→ Problem details: Give back the full listing verbatim, apart from its images.
-.-.-
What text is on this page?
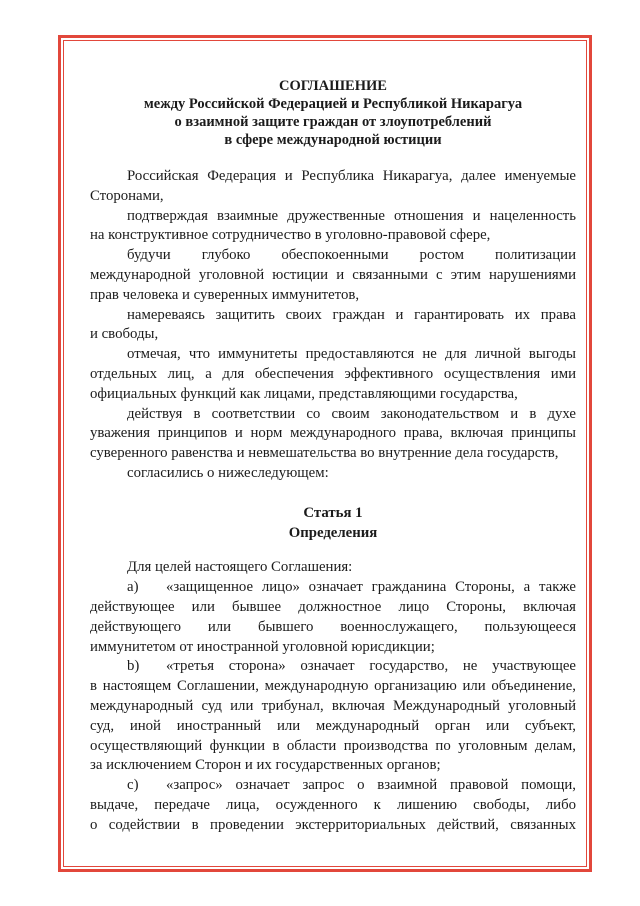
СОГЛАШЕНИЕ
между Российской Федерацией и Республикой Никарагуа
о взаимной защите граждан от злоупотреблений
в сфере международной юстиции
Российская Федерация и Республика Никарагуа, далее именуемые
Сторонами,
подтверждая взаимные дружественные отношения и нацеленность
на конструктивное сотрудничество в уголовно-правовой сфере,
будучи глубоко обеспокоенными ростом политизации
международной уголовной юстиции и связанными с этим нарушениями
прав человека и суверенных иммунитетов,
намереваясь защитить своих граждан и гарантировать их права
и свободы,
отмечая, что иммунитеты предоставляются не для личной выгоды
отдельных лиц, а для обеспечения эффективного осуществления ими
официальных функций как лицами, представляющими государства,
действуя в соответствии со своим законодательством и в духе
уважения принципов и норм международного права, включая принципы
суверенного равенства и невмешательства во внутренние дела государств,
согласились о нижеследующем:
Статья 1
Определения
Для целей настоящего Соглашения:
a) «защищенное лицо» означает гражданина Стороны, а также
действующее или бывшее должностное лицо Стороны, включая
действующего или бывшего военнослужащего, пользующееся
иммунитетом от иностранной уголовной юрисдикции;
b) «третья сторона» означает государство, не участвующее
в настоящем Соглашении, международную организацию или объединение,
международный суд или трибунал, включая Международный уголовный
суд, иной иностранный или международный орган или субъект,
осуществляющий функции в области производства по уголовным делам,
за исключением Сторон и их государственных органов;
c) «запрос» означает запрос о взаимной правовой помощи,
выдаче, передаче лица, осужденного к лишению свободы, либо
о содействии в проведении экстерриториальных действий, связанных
-.-.-
→ Output of the exercise:
What text is on this page?
СОГЛАШЕНИЕ
между Российской Федерацией и Республикой Никарагуа
о взаимной защите граждан от злоупотреблений
в сфере международной юстиции
Российская Федерация и Республика Никарагуа, далее именуемые
Сторонами,
подтверждая взаимные дружественные отношения и нацеленность
на конструктивное сотрудничество в уголовно-правовой сфере,
будучи глубоко обеспокоенными ростом политизации
международной уголовной юстиции и связанными с этим нарушениями
прав человека и суверенных иммунитетов,
намереваясь защитить своих граждан и гарантировать их права
и свободы,
отмечая, что иммунитеты предоставляются не для личной выгоды
отдельных лиц, а для обеспечения эффективного осуществления ими
официальных функций как лицами, представляющими государства,
действуя в соответствии со своим законодательством и в духе
уважения принципов и норм международного права, включая принципы
суверенного равенства и невмешательства во внутренние дела государств,
согласились о нижеследующем:
Статья 1
Определения
Для целей настоящего Соглашения:
a) «защищенное лицо» означает гражданина Стороны, а также
действующее или бывшее должностное лицо Стороны, включая
действующего или бывшего военнослужащего, пользующееся
иммунитетом от иностранной уголовной юрисдикции;
b) «третья сторона» означает государство, не участвующее
в настоящем Соглашении, международную организацию или объединение,
международный суд или трибунал, включая Международный уголовный
суд, иной иностранный или международный орган или субъект,
осуществляющий функции в области производства по уголовным делам,
за исключением Сторон и их государственных органов;
c) «запрос» означает запрос о взаимной правовой помощи,
выдаче, передаче лица, осужденного к лишению свободы, либо
о содействии в проведении экстерриториальных действий, связанных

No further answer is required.